:: Task description ::
Below is a block of records; repeat each one exactly.

──────── Input records ────────

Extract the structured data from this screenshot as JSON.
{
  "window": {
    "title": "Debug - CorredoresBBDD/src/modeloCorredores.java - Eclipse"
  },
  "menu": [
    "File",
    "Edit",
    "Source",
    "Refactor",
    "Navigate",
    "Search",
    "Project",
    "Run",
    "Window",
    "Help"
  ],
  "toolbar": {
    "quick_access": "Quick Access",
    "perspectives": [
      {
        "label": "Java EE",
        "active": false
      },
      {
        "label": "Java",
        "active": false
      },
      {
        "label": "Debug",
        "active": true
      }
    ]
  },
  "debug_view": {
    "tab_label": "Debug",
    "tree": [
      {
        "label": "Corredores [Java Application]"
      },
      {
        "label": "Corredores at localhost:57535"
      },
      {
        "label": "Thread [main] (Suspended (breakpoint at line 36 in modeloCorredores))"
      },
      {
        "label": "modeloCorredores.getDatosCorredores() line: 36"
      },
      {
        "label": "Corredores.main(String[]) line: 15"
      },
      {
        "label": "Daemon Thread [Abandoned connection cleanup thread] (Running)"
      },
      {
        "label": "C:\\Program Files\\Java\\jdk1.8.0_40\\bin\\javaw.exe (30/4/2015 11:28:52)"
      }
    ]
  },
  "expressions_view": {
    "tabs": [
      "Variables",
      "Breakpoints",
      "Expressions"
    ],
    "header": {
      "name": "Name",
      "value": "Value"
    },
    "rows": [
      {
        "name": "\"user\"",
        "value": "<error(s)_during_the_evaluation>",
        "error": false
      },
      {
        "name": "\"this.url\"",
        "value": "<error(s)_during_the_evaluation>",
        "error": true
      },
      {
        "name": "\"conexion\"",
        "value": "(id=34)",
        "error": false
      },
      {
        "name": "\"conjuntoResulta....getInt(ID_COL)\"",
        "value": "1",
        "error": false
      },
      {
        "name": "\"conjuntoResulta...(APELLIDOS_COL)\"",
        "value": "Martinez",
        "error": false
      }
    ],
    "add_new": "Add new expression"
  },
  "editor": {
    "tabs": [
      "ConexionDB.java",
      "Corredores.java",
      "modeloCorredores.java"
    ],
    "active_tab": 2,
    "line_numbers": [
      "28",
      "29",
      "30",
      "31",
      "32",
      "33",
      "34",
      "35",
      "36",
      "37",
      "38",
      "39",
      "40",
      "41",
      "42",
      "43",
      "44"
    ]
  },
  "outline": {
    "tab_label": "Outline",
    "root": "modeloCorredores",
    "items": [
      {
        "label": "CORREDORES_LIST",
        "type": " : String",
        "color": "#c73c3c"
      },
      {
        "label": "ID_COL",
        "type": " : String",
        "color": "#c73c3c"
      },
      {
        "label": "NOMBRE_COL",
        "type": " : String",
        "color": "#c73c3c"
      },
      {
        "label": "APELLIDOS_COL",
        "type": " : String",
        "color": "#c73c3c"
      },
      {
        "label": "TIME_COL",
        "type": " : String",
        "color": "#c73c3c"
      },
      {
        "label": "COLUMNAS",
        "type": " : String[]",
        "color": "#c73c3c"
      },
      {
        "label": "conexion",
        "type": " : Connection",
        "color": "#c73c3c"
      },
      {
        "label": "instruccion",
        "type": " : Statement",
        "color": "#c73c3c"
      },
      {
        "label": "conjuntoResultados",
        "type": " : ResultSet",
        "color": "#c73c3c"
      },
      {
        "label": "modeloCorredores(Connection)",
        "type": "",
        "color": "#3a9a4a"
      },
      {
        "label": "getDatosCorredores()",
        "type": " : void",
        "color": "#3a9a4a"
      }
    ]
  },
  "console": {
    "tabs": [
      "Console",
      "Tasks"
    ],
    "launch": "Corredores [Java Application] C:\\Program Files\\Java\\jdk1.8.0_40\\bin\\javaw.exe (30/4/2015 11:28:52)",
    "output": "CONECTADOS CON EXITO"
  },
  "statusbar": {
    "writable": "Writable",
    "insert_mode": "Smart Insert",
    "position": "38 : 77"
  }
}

────────

:: Response for this exercise ::
Extract the structured data from this screenshot as JSON.
{
  "window": {
    "title": "Debug - CorredoresBBDD/src/modeloCorredores.java - Eclipse"
  },
  "menu": [
    "File",
    "Edit",
    "Source",
    "Refactor",
    "Navigate",
    "Search",
    "Project",
    "Run",
    "Window",
    "Help"
  ],
  "toolbar": {
    "quick_access": "Quick Access",
    "perspectives": [
      {
        "label": "Java EE",
        "active": false
      },
      {
        "label": "Java",
        "active": false
      },
      {
        "label": "Debug",
        "active": true
      }
    ]
  },
  "debug_view": {
    "tab_label": "Debug",
    "tree": [
      {
        "label": "Corredores [Java Application]"
      },
      {
        "label": "Corredores at localhost:57535"
      },
      {
        "label": "Thread [main] (Suspended (breakpoint at line 36 in modeloCorredores))"
      },
      {
        "label": "modeloCorredores.getDatosCorredores() line: 36"
      },
      {
        "label": "Corredores.main(String[]) line: 15"
      },
      {
        "label": "Daemon Thread [Abandoned connection cleanup thread] (Running)"
      },
      {
        "label": "C:\\Program Files\\Java\\jdk1.8.0_40\\bin\\javaw.exe (30/4/2015 11:28:52)"
      }
    ]
  },
  "expressions_view": {
    "tabs": [
      "Variables",
      "Breakpoints",
      "Expressions"
    ],
    "header": {
      "name": "Name",
      "value": "Value"
    },
    "rows": [
      {
        "name": "\"user\"",
        "value": "<error(s)_during_the_evaluation>",
        "error": false
      },
      {
        "name": "\"this.url\"",
        "value": "<error(s)_during_the_evaluation>",
        "error": true
      },
      {
        "name": "\"conexion\"",
        "value": "(id=34)",
        "error": false
      },
      {
        "name": "\"conjuntoResulta....getInt(ID_COL)\"",
        "value": "1",
        "error": false
      },
      {
        "name": "\"conjuntoResulta...(APELLIDOS_COL)\"",
        "value": "Martinez",
        "error": false
      }
    ],
    "add_new": "Add new expression"
  },
  "editor": {
    "tabs": [
      "ConexionDB.java",
      "Corredores.java",
      "modeloCorredores.java"
    ],
    "active_tab": 2,
    "line_numbers": [
      "28",
      "29",
      "30",
      "31",
      "32",
      "33",
      "34",
      "35",
      "36",
      "37",
      "38",
      "39",
      "40",
      "41",
      "42",
      "43",
      "44"
    ]
  },
  "outline": {
    "tab_label": "Outline",
    "root": "modeloCorredores",
    "items": [
      {
        "label": "CORREDORES_LIST",
        "type": " : String",
        "color": "#c73c3c"
      },
      {
        "label": "ID_COL",
        "type": " : String",
        "color": "#c73c3c"
      },
      {
        "label": "NOMBRE_COL",
        "type": " : String",
        "color": "#c73c3c"
      },
      {
        "label": "APELLIDOS_COL",
        "type": " : String",
        "color": "#c73c3c"
      },
      {
        "label": "TIME_COL",
        "type": " : String",
        "color": "#c73c3c"
      },
      {
        "label": "COLUMNAS",
        "type": " : String[]",
        "color": "#c73c3c"
      },
      {
        "label": "conexion",
        "type": " : Connection",
        "color": "#c73c3c"
      },
      {
        "label": "instruccion",
        "type": " : Statement",
        "color": "#c73c3c"
      },
      {
        "label": "conjuntoResultados",
        "type": " : ResultSet",
        "color": "#c73c3c"
      },
      {
        "label": "modeloCorredores(Connection)",
        "type": "",
        "color": "#3a9a4a"
      },
      {
        "label": "getDatosCorredores()",
        "type": " : void",
        "color": "#3a9a4a"
      }
    ]
  },
  "console": {
    "tabs": [
      "Console",
      "Tasks"
    ],
    "launch": "Corredores [Java Application] C:\\Program Files\\Java\\jdk1.8.0_40\\bin\\javaw.exe (30/4/2015 11:28:52)",
    "output": "CONECTADOS CON EXITO"
  },
  "statusbar": {
    "writable": "Writable",
    "insert_mode": "Smart Insert",
    "position": "38 : 77"
  }
}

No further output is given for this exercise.